Task prompt
Please pull out every line that includes the string "climbers".

A block of data
━━━━━━

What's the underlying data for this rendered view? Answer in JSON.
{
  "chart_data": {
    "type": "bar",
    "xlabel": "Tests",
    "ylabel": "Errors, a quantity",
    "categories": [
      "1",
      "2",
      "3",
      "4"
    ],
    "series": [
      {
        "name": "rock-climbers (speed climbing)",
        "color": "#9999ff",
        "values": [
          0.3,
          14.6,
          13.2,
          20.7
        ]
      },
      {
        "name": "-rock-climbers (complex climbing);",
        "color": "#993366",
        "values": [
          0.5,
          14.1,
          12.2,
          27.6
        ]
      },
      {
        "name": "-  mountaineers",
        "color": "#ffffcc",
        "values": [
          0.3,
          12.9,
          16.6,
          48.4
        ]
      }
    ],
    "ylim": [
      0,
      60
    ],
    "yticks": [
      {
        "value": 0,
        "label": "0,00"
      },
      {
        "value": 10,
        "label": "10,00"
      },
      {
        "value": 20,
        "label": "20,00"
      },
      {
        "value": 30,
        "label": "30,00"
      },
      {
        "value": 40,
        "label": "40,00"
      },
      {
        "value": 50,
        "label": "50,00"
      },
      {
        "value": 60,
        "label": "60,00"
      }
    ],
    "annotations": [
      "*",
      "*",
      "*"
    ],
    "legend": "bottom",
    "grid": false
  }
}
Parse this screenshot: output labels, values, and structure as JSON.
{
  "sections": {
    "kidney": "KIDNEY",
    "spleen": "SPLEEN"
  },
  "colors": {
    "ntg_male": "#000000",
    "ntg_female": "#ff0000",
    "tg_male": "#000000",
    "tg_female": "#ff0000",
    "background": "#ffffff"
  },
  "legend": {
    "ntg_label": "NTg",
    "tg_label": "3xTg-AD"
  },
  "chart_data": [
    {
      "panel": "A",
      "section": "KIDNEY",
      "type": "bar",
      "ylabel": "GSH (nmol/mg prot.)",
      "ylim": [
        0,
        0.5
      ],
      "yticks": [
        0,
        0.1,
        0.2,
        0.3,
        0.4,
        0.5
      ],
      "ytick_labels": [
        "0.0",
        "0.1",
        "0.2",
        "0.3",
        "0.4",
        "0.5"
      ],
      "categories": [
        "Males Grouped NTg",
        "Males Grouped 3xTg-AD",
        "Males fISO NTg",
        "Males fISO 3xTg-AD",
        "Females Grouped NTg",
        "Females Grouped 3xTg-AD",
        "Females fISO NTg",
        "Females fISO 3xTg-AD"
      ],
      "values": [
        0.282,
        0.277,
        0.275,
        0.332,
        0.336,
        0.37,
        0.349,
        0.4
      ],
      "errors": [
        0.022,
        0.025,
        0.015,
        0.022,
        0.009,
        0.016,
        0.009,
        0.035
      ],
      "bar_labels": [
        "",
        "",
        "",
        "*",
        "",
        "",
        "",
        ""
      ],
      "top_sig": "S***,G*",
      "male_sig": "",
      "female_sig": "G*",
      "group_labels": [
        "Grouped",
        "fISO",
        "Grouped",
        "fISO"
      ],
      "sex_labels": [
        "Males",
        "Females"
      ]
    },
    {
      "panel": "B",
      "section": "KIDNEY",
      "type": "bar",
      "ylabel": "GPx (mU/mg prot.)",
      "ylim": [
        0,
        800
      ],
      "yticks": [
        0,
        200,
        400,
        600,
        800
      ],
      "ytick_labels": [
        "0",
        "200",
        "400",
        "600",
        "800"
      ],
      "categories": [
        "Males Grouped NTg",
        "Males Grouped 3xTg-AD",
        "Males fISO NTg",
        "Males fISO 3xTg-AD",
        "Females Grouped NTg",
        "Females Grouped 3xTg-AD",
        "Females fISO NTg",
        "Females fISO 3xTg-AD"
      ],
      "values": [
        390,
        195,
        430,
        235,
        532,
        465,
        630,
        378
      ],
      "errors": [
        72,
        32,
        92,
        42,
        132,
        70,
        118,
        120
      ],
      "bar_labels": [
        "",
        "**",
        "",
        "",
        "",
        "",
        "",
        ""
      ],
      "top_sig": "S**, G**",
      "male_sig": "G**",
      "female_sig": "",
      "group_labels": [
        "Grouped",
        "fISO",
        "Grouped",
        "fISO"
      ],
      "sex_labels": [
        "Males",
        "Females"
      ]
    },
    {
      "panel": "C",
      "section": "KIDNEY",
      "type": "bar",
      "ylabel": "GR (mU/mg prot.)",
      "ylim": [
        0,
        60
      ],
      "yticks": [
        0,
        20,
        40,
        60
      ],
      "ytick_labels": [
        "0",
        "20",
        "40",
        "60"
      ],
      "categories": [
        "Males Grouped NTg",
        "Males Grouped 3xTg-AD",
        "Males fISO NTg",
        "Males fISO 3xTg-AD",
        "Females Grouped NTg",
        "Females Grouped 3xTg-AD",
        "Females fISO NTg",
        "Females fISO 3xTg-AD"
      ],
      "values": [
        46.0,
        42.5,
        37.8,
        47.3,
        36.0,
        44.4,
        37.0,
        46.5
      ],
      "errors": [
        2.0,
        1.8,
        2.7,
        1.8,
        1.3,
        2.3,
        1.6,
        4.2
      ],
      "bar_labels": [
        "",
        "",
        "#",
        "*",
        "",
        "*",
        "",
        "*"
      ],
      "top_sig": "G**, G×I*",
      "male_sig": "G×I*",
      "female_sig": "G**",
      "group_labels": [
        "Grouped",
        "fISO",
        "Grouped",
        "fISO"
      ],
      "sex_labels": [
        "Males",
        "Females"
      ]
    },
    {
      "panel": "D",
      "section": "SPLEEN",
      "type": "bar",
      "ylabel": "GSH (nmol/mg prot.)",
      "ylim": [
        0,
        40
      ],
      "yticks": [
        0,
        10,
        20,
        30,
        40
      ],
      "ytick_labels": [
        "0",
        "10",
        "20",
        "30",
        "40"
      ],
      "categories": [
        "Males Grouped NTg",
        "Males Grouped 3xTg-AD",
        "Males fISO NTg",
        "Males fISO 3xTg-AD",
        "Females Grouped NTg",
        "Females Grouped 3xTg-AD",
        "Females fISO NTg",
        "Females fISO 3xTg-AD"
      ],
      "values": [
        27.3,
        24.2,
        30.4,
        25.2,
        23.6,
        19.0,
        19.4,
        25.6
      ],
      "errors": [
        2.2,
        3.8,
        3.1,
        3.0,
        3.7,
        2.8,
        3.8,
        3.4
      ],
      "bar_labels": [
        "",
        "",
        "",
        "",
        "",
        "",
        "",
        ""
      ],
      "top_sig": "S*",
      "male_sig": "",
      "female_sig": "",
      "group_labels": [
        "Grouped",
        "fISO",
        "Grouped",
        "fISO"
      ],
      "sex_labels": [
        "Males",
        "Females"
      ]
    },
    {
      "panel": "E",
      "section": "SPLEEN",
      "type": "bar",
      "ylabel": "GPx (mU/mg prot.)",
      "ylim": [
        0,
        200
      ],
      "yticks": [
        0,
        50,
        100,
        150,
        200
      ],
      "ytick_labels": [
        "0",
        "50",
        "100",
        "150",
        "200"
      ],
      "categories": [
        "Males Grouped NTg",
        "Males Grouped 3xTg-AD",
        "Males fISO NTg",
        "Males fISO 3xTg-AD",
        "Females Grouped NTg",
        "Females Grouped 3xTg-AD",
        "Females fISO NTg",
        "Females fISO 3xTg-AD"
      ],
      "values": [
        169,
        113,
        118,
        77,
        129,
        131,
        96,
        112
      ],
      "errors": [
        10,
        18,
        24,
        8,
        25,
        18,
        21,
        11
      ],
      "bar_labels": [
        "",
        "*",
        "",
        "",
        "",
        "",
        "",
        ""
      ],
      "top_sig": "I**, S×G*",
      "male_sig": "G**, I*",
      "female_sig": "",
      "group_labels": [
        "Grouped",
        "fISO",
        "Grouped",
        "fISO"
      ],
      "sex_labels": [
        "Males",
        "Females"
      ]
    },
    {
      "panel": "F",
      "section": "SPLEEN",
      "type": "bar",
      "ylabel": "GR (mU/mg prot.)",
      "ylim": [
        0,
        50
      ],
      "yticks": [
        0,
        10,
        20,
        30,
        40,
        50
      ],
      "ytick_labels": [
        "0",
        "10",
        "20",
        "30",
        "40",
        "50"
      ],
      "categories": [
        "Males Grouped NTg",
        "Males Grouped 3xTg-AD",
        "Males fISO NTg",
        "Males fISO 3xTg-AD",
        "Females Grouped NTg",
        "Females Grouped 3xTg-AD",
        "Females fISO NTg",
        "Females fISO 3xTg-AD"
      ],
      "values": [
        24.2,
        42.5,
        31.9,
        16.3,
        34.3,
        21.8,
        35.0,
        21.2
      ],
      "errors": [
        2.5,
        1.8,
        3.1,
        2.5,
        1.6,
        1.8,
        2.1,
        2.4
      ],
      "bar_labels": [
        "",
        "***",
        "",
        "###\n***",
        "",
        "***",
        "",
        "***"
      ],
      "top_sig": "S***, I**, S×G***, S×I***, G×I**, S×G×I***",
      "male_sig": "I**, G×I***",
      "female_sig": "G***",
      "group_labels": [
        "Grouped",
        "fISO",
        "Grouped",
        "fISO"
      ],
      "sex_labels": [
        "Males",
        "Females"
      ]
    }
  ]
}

━━━━━━

Full answer
        "name": "rock-climbers (speed climbing)",
        "name": "-rock-climbers (complex climbing);",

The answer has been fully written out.